## REQUIRED WORK
Spot every line with the word "使我不得开心颜" and return it.

(Recorded data)
- - - - -

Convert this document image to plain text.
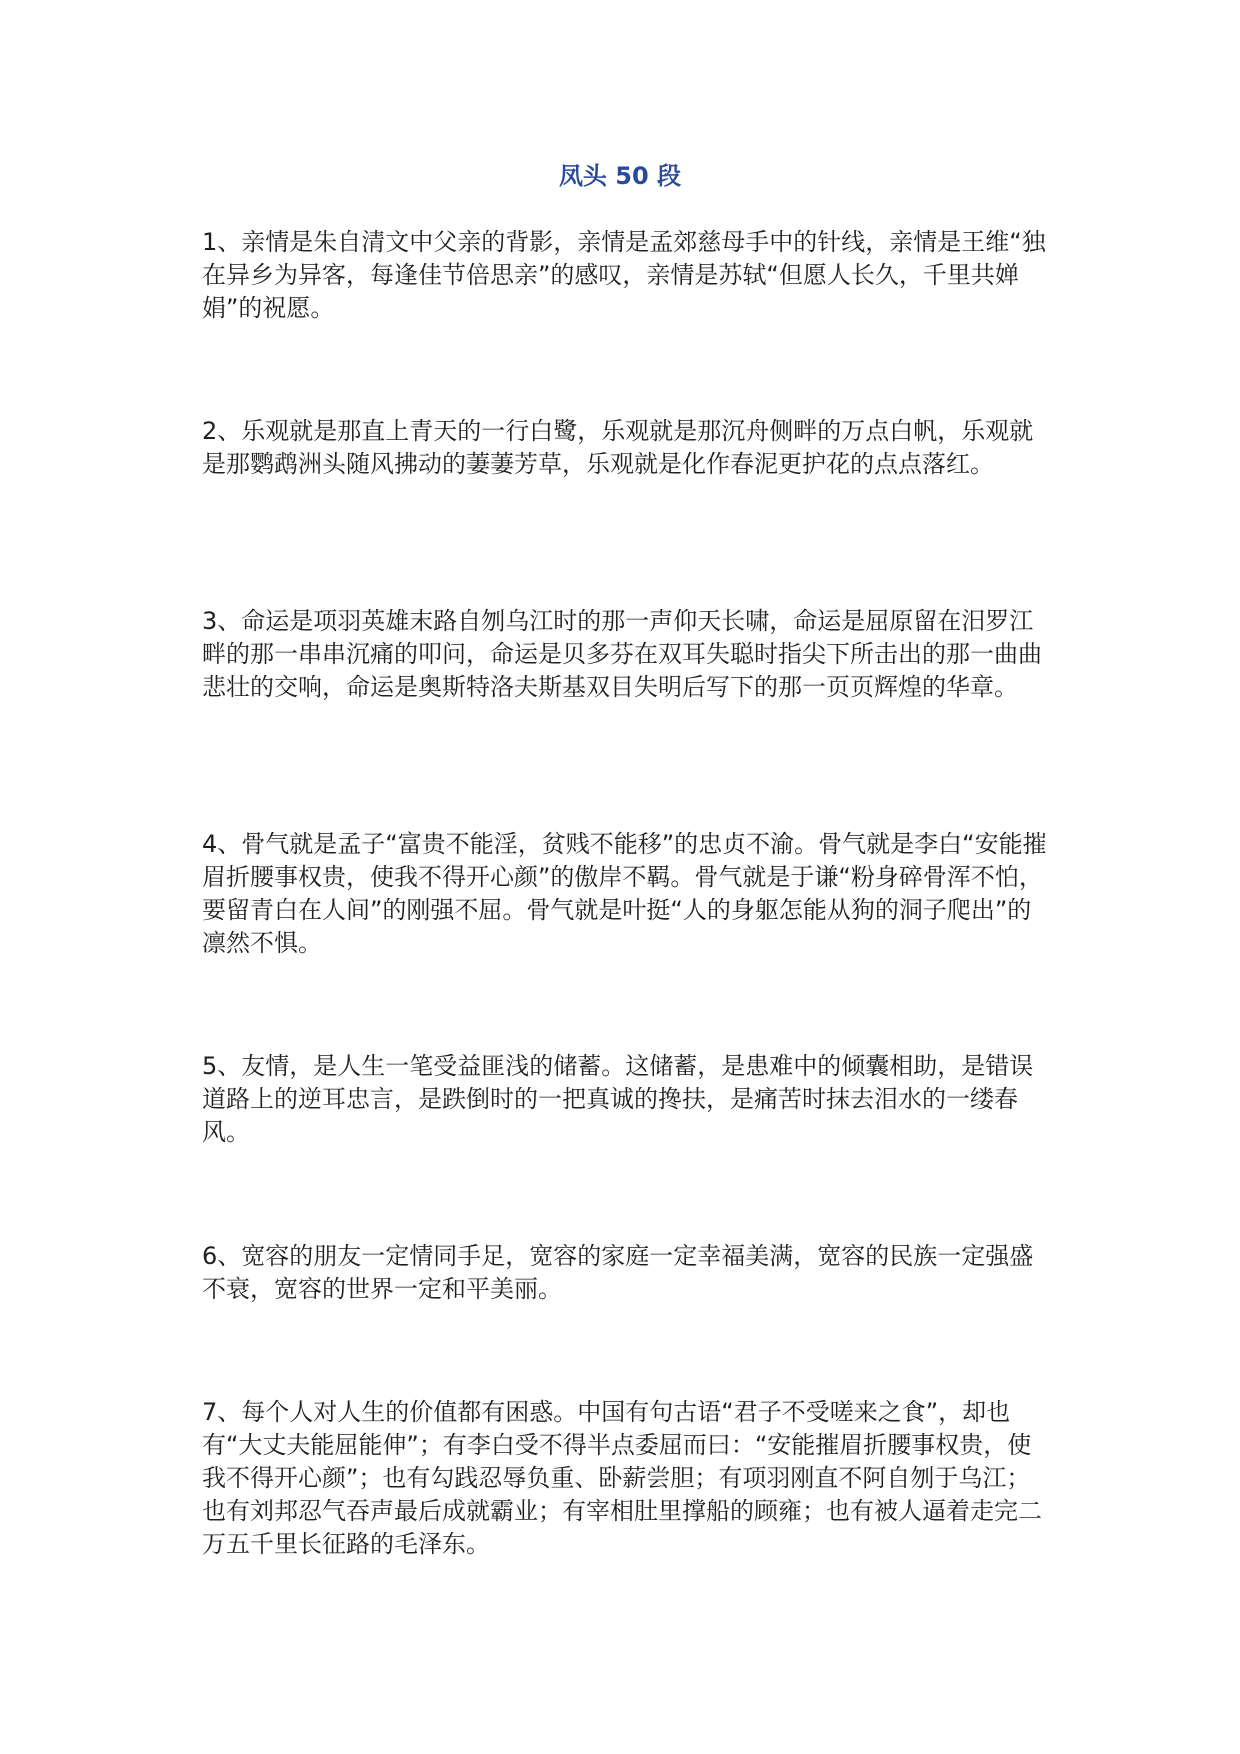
凤头 50 段

1、亲情是朱自清文中父亲的背影，亲情是孟郊慈母手中的针线，亲情是王维“独在异乡为异客，每逢佳节倍思亲”的感叹，亲情是苏轼“但愿人长久，千里共婵娟”的祝愿。

2、乐观就是那直上青天的一行白鹭，乐观就是那沉舟侧畔的万点白帆，乐观就是那鹦鹉洲头随风拂动的萋萋芳草，乐观就是化作春泥更护花的点点落红。

3、命运是项羽英雄末路自刎乌江时的那一声仰天长啸，命运是屈原留在汨罗江畔的那一串串沉痛的叩问，命运是贝多芬在双耳失聪时指尖下所击出的那一曲曲悲壮的交响，命运是奥斯特洛夫斯基双目失明后写下的那一页页辉煌的华章。

4、骨气就是孟子“富贵不能淫，贫贱不能移”的忠贞不渝。骨气就是李白“安能摧眉折腰事权贵，使我不得开心颜”的傲岸不羁。骨气就是于谦“粉身碎骨浑不怕，要留青白在人间”的刚强不屈。骨气就是叶挺“人的身躯怎能从狗的洞子爬出”的凛然不惧。

5、友情，是人生一笔受益匪浅的储蓄。这储蓄，是患难中的倾囊相助，是错误道路上的逆耳忠言，是跌倒时的一把真诚的搀扶，是痛苦时抹去泪水的一缕春风。

6、宽容的朋友一定情同手足，宽容的家庭一定幸福美满，宽容的民族一定强盛不衰，宽容的世界一定和平美丽。

7、每个人对人生的价值都有困惑。中国有句古语“君子不受嗟来之食”，却也有“大丈夫能屈能伸”；有李白受不得半点委屈而曰：“安能摧眉折腰事权贵，使我不得开心颜”；也有勾践忍辱负重、卧薪尝胆；有项羽刚直不阿自刎于乌江；也有刘邦忍气吞声最后成就霸业；有宰相肚里撑船的顾雍；也有被人逼着走完二万五千里长征路的毛泽东。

- - - - -

## ANSWER BELOW
4、骨气就是孟子“富贵不能淫，贫贱不能移”的忠贞不渝。骨气就是李白“安能摧眉折腰事权贵，使我不得开心颜”的傲岸不羁。骨气就是于谦“粉身碎骨浑不怕，要留青白在人间”的刚强不屈。骨气就是叶挺“人的身躯怎能从狗的洞子爬出”的凛然不惧。
7、每个人对人生的价值都有困惑。中国有句古语“君子不受嗟来之食”，却也有“大丈夫能屈能伸”；有李白受不得半点委屈而曰：“安能摧眉折腰事权贵，使我不得开心颜”；也有勾践忍辱负重、卧薪尝胆；有项羽刚直不阿自刎于乌江；也有刘邦忍气吞声最后成就霸业；有宰相肚里撑船的顾雍；也有被人逼着走完二万五千里长征路的毛泽东。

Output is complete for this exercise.